Lines of data:
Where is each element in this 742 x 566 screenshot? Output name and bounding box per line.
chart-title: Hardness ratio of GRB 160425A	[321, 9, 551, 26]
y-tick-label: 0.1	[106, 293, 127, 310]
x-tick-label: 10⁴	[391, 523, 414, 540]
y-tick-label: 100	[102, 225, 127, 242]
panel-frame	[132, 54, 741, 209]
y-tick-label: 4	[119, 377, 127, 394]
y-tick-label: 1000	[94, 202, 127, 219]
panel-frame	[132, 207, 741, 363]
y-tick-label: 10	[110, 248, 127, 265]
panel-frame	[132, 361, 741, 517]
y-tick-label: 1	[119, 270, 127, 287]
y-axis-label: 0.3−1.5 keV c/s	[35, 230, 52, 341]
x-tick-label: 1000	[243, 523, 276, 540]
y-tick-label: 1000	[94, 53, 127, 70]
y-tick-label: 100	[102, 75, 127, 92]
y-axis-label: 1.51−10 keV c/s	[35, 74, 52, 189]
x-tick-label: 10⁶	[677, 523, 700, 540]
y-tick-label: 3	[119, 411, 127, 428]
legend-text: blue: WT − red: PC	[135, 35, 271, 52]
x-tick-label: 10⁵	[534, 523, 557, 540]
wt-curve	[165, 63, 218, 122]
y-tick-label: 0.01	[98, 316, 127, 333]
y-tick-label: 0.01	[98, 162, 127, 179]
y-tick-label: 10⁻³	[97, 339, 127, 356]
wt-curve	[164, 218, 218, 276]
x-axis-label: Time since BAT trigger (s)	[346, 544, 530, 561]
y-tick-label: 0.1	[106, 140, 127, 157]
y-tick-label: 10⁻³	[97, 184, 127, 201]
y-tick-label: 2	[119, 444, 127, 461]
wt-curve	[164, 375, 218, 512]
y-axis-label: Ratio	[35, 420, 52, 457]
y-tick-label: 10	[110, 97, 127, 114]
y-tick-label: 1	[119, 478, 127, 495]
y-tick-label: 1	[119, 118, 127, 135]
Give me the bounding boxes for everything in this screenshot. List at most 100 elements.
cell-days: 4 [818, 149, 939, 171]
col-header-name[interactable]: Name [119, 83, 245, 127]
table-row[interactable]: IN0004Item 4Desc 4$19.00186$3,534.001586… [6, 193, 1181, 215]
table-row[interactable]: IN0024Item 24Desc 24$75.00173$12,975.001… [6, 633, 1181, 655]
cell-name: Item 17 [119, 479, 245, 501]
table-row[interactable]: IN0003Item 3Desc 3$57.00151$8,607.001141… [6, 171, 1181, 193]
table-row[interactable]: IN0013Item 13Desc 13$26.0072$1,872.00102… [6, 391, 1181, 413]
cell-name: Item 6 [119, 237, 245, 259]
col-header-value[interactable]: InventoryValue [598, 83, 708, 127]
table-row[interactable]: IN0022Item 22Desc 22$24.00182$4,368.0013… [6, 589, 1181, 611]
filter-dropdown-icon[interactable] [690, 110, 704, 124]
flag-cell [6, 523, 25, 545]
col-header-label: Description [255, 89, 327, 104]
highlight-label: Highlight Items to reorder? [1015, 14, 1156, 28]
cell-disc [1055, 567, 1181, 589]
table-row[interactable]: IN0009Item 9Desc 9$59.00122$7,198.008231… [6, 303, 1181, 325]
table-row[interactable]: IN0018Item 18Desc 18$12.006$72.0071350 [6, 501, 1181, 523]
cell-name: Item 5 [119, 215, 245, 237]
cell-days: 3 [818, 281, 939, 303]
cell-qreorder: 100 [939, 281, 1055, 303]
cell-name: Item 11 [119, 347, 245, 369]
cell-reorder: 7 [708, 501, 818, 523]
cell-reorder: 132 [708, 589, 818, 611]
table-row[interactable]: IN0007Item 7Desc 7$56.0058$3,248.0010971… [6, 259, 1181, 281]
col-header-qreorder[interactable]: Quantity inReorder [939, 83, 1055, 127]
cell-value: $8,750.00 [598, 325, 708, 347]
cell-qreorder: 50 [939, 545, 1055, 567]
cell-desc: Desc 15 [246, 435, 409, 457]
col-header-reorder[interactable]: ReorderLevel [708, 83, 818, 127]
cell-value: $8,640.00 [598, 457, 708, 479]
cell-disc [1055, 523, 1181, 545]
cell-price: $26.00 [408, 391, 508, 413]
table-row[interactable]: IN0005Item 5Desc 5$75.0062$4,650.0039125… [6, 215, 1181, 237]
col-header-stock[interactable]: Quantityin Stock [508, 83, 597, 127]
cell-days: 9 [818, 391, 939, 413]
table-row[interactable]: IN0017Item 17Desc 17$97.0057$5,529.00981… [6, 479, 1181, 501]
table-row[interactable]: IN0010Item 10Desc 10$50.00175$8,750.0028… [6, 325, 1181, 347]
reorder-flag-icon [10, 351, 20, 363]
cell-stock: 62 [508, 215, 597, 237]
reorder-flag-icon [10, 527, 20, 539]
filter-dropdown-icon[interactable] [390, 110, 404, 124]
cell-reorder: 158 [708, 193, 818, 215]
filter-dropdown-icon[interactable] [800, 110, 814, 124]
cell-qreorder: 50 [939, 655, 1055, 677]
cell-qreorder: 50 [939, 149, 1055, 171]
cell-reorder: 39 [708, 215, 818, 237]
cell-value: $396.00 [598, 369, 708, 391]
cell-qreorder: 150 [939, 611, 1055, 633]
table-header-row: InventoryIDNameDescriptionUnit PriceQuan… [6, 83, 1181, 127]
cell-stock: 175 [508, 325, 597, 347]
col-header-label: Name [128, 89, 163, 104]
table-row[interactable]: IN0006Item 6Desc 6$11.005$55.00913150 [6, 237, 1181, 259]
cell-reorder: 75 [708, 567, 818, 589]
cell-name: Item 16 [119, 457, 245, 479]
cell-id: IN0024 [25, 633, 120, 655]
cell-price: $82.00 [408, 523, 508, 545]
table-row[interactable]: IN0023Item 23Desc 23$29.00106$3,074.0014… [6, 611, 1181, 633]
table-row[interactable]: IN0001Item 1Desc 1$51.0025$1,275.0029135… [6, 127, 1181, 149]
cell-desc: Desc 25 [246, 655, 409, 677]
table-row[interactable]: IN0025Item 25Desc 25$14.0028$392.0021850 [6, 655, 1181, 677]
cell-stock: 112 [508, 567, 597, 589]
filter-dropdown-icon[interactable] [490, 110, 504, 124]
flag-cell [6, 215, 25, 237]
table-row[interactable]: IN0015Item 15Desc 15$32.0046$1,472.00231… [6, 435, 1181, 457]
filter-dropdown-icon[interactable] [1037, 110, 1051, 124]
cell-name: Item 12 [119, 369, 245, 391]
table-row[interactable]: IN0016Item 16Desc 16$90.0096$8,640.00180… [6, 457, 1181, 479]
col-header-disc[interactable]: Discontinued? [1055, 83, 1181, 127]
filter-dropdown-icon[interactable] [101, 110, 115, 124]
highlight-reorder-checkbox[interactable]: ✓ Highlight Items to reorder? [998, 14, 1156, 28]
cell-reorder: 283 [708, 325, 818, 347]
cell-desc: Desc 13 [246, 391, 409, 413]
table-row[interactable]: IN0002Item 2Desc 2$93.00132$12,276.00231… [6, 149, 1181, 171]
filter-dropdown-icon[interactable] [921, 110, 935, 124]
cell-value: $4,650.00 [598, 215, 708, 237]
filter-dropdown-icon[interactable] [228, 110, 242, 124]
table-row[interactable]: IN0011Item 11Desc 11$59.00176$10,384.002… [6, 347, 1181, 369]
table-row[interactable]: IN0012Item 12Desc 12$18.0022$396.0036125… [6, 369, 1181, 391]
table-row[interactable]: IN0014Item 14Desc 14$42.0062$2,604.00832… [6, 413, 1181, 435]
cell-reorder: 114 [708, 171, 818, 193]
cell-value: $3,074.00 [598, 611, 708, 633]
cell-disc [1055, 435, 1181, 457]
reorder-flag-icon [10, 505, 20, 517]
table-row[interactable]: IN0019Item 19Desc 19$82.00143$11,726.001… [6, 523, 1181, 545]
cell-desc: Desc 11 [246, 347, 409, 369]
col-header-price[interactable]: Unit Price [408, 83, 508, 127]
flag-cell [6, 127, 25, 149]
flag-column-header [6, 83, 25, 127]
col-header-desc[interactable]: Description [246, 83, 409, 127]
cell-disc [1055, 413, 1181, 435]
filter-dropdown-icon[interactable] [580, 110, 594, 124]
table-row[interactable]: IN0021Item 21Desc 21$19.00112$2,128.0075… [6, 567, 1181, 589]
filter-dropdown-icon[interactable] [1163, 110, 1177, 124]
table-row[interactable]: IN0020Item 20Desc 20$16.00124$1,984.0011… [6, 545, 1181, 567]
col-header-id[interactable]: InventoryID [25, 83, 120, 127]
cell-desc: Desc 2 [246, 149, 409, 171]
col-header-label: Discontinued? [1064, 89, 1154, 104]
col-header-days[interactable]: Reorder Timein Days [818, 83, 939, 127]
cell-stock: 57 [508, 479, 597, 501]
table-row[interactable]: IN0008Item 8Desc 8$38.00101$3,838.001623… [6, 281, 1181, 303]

◆ EXERCISE DETAILS ◆
Please format the items, starting at the first line and ending at the line that contains "53, 127, 70]", as a Markdown table with the columns No. and Line, leaving out any blank lines.

◆ ANSWER TO THIS PROBLEM ◆
| No. | Line |
|---|---|
| 1 | Where is each element in this 742 x 566 screenshot? Output name and bounding box per line. |
| 2 | chart-title: Hardness ratio of GRB 160425A	[321, 9, 551, 26] |
| 3 | y-tick-label: 0.1	[106, 293, 127, 310] |
| 4 | x-tick-label: 10⁴	[391, 523, 414, 540] |
| 5 | y-tick-label: 100	[102, 225, 127, 242] |
| 6 | panel-frame	[132, 54, 741, 209] |
| 7 | y-tick-label: 4	[119, 377, 127, 394] |
| 8 | y-tick-label: 1000	[94, 202, 127, 219] |
| 9 | panel-frame	[132, 207, 741, 363] |
| 10 | y-tick-label: 10	[110, 248, 127, 265] |
| 11 | panel-frame	[132, 361, 741, 517] |
| 12 | y-tick-label: 1	[119, 270, 127, 287] |
| 13 | y-axis-label: 0.3−1.5 keV c/s	[35, 230, 52, 341] |
| 14 | x-tick-label: 1000	[243, 523, 276, 540] |
| 15 | y-tick-label: 1000	[94, 53, 127, 70] |